====== 原文 ======

WGA 產物可進行多樣化的分子分析,依據分析方式需求的基因體倍數,大致分成兩部份

第一部分:單倍體基因體學

  • Single nucleotide polymorphisms (SNPs)
  • Copy Number Variation (CNVs)

第二部分:雙倍體基因體學

  • Homozygous SNPs and insertions/deletions (INDELs)
  • Heterozygous SNPs and INDELs
  • Copy Number Variation (CNVs)
  • Loss of heterozygosity (LOH)

於單倍體基因體學,唯一可能導致分析錯誤的來源為 WGA 的 DNA 聚合酶保真度與擴增產物的代表性。

於雙倍體基因體學,除偵測各股 DNA 本身外,還需與另一股 DNA 對照,因此挑選的 WGA 方法除了需具備高保真度 DNA 聚合酶、擴增產物代表性外,還需能確實依比例平均放大 alleles。

======

**執行任務:**
依據原文回答:
(a) 第一部分屬於哪一類基因體學?
(b) 在單倍體基因體學中,唯一可能導致分析錯誤的來源是什麼?
(c) 用於雙倍體基因體學的 WGA 方法,除具備高保真度 DNA 聚合酶與擴增產物代表性外,還需具備什麼能力?
請只依據原文作答。

====== 資料內容 ======

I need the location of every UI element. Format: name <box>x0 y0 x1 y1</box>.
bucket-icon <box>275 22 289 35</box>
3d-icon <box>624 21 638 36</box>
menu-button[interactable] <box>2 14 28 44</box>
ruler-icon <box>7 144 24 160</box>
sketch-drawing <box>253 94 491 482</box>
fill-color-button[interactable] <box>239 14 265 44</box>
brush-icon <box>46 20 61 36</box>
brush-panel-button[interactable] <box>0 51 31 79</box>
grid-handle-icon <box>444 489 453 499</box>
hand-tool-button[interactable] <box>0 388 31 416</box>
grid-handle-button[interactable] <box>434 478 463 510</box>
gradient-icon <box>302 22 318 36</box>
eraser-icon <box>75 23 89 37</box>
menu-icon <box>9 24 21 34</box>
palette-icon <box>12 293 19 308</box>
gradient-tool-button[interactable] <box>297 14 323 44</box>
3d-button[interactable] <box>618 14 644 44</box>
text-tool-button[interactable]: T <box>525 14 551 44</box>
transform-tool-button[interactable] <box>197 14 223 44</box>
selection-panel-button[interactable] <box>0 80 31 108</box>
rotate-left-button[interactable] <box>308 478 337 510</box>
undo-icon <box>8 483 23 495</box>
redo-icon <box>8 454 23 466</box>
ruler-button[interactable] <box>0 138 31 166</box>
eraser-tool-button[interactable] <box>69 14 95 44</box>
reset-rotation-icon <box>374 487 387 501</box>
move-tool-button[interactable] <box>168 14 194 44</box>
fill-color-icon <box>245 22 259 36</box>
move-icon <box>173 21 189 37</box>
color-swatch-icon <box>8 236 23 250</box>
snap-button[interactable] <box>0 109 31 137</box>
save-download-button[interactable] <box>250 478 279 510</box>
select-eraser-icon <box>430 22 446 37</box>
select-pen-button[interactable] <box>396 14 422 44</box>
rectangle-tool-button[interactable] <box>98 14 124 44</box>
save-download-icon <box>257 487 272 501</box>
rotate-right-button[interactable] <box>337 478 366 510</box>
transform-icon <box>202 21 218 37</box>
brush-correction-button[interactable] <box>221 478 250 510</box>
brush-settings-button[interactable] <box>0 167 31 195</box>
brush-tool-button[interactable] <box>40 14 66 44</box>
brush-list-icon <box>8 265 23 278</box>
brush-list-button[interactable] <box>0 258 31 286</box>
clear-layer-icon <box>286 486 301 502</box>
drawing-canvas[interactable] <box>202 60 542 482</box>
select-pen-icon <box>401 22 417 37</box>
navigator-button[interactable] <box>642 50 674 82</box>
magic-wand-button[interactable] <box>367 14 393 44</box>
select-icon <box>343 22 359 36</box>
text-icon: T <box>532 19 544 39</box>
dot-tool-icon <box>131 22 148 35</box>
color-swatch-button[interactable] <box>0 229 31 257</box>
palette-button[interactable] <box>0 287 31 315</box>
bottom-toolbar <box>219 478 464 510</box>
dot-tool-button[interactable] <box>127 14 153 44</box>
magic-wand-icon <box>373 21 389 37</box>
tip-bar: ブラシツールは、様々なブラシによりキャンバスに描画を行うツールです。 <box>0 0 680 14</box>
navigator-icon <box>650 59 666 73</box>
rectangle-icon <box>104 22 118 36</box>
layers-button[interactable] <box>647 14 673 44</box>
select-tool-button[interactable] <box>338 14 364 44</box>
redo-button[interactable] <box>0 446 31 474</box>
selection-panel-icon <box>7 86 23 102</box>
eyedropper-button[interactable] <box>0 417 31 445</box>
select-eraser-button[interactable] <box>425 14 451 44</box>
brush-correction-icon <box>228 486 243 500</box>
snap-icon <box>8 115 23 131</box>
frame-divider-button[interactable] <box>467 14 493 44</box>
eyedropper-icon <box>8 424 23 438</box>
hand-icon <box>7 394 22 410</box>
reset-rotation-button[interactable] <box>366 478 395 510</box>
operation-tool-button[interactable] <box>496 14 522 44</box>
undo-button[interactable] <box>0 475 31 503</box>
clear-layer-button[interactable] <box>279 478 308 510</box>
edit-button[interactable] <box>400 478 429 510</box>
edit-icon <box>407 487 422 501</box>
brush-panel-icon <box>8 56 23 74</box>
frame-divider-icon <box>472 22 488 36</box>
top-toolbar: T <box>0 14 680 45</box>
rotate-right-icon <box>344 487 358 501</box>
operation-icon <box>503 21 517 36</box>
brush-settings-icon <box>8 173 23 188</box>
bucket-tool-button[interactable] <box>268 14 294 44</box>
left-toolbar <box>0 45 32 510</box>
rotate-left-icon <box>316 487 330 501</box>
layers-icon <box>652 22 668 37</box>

======

**任務解答:**
(a) 單倍體基因體學。
(b) WGA 的 DNA 聚合酶保真度與擴增產物的代表性。
(c) 能確實依比例平均放大 alleles。